REQUIREMENT:
Type out the records that follow, exactly as given.

EXERCISE DATA:
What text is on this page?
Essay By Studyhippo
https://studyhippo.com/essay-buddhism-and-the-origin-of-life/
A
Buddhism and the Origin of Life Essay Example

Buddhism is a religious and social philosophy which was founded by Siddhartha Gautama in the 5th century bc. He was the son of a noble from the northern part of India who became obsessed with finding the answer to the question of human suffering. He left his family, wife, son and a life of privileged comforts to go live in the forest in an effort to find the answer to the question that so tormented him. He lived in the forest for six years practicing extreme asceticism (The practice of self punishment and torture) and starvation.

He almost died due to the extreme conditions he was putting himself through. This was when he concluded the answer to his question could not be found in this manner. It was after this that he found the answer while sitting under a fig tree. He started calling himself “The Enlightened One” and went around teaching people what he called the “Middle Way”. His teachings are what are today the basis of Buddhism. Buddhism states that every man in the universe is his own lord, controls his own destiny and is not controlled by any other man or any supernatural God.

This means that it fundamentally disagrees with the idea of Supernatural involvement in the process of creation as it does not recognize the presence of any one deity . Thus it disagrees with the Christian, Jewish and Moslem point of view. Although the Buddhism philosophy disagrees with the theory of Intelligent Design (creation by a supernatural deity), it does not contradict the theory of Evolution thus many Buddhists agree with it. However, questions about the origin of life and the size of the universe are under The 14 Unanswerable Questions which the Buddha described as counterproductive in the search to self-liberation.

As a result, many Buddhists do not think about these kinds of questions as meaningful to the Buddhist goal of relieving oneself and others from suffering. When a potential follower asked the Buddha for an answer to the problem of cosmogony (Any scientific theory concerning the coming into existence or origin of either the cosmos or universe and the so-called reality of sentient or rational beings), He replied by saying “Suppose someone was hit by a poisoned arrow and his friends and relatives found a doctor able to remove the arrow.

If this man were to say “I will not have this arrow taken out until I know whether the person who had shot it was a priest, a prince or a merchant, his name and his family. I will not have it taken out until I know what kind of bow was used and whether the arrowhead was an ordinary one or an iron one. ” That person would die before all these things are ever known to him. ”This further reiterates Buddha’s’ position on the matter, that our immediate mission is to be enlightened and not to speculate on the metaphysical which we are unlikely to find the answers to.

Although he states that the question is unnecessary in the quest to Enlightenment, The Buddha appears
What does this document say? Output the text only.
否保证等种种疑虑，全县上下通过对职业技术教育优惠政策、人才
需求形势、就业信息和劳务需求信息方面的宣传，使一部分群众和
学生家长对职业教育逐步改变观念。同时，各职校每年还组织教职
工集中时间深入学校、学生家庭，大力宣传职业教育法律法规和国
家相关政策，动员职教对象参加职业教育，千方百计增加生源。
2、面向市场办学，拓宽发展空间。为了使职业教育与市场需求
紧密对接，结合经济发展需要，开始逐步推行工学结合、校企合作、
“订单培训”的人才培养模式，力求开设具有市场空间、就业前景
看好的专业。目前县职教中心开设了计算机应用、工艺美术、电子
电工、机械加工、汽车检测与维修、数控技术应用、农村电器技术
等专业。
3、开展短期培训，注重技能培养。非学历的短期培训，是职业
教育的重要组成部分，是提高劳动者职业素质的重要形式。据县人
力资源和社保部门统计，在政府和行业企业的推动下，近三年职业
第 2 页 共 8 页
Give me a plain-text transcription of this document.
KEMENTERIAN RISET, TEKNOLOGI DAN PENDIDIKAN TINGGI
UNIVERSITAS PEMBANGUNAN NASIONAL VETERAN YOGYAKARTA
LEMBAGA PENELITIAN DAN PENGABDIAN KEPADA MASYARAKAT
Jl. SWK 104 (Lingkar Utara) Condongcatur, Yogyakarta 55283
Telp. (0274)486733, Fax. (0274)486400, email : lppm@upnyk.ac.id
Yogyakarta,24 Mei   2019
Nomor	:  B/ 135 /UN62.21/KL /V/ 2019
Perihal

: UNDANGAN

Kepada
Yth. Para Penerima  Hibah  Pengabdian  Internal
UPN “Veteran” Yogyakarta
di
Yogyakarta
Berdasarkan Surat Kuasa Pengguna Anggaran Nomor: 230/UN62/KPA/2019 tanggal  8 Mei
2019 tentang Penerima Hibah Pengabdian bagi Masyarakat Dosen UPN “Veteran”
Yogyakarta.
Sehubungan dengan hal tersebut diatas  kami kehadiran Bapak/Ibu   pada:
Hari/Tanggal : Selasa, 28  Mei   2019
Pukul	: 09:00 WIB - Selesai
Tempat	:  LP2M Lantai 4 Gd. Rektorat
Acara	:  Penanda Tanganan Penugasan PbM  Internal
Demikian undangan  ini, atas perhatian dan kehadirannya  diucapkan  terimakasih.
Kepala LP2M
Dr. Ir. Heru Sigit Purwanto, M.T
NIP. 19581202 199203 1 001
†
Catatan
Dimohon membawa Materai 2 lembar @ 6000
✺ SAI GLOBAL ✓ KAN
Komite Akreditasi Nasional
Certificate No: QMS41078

CORRECT ANSWER:
What text is on this page?
Essay By Studyhippo
https://studyhippo.com/essay-buddhism-and-the-origin-of-life/
A
Buddhism and the Origin of Life Essay Example

Buddhism is a religious and social philosophy which was founded by Siddhartha Gautama in the 5th century bc. He was the son of a noble from the northern part of India who became obsessed with finding the answer to the question of human suffering. He left his family, wife, son and a life of privileged comforts to go live in the forest in an effort to find the answer to the question that so tormented him. He lived in the forest for six years practicing extreme asceticism (The practice of self punishment and torture) and starvation.

He almost died due to the extreme conditions he was putting himself through. This was when he concluded the answer to his question could not be found in this manner. It was after this that he found the answer while sitting under a fig tree. He started calling himself “The Enlightened One” and went around teaching people what he called the “Middle Way”. His teachings are what are today the basis of Buddhism. Buddhism states that every man in the universe is his own lord, controls his own destiny and is not controlled by any other man or any supernatural God.

This means that it fundamentally disagrees with the idea of Supernatural involvement in the process of creation as it does not recognize the presence of any one deity . Thus it disagrees with the Christian, Jewish and Moslem point of view. Although the Buddhism philosophy disagrees with the theory of Intelligent Design (creation by a supernatural deity), it does not contradict the theory of Evolution thus many Buddhists agree with it. However, questions about the origin of life and the size of the universe are under The 14 Unanswerable Questions which the Buddha described as counterproductive in the search to self-liberation.

As a result, many Buddhists do not think about these kinds of questions as meaningful to the Buddhist goal of relieving oneself and others from suffering. When a potential follower asked the Buddha for an answer to the problem of cosmogony (Any scientific theory concerning the coming into existence or origin of either the cosmos or universe and the so-called reality of sentient or rational beings), He replied by saying “Suppose someone was hit by a poisoned arrow and his friends and relatives found a doctor able to remove the arrow.

If this man were to say “I will not have this arrow taken out until I know whether the person who had shot it was a priest, a prince or a merchant, his name and his family. I will not have it taken out until I know what kind of bow was used and whether the arrowhead was an ordinary one or an iron one. ” That person would die before all these things are ever known to him. ”This further reiterates Buddha’s’ position on the matter, that our immediate mission is to be enlightened and not to speculate on the metaphysical which we are unlikely to find the answers to.

Although he states that the question is unnecessary in the quest to Enlightenment, The Buddha appears
What does this document say? Output the text only.
否保证等种种疑虑，全县上下通过对职业技术教育优惠政策、人才
需求形势、就业信息和劳务需求信息方面的宣传，使一部分群众和
学生家长对职业教育逐步改变观念。同时，各职校每年还组织教职
工集中时间深入学校、学生家庭，大力宣传职业教育法律法规和国
家相关政策，动员职教对象参加职业教育，千方百计增加生源。
2、面向市场办学，拓宽发展空间。为了使职业教育与市场需求
紧密对接，结合经济发展需要，开始逐步推行工学结合、校企合作、
“订单培训”的人才培养模式，力求开设具有市场空间、就业前景
看好的专业。目前县职教中心开设了计算机应用、工艺美术、电子
电工、机械加工、汽车检测与维修、数控技术应用、农村电器技术
等专业。
3、开展短期培训，注重技能培养。非学历的短期培训，是职业
教育的重要组成部分，是提高劳动者职业素质的重要形式。据县人
力资源和社保部门统计，在政府和行业企业的推动下，近三年职业
第 2 页 共 8 页
Give me a plain-text transcription of this document.
KEMENTERIAN RISET, TEKNOLOGI DAN PENDIDIKAN TINGGI
UNIVERSITAS PEMBANGUNAN NASIONAL VETERAN YOGYAKARTA
LEMBAGA PENELITIAN DAN PENGABDIAN KEPADA MASYARAKAT
Jl. SWK 104 (Lingkar Utara) Condongcatur, Yogyakarta 55283
Telp. (0274)486733, Fax. (0274)486400, email : lppm@upnyk.ac.id
Yogyakarta,24 Mei   2019
Nomor	:  B/ 135 /UN62.21/KL /V/ 2019
Perihal

: UNDANGAN

Kepada
Yth. Para Penerima  Hibah  Pengabdian  Internal
UPN “Veteran” Yogyakarta
di
Yogyakarta
Berdasarkan Surat Kuasa Pengguna Anggaran Nomor: 230/UN62/KPA/2019 tanggal  8 Mei
2019 tentang Penerima Hibah Pengabdian bagi Masyarakat Dosen UPN “Veteran”
Yogyakarta.
Sehubungan dengan hal tersebut diatas  kami kehadiran Bapak/Ibu   pada:
Hari/Tanggal : Selasa, 28  Mei   2019
Pukul	: 09:00 WIB - Selesai
Tempat	:  LP2M Lantai 4 Gd. Rektorat
Acara	:  Penanda Tanganan Penugasan PbM  Internal
Demikian undangan  ini, atas perhatian dan kehadirannya  diucapkan  terimakasih.
Kepala LP2M
Dr. Ir. Heru Sigit Purwanto, M.T
NIP. 19581202 199203 1 001
†
Catatan
Dimohon membawa Materai 2 lembar @ 6000
✺ SAI GLOBAL ✓ KAN
Komite Akreditasi Nasional
Certificate No: QMS41078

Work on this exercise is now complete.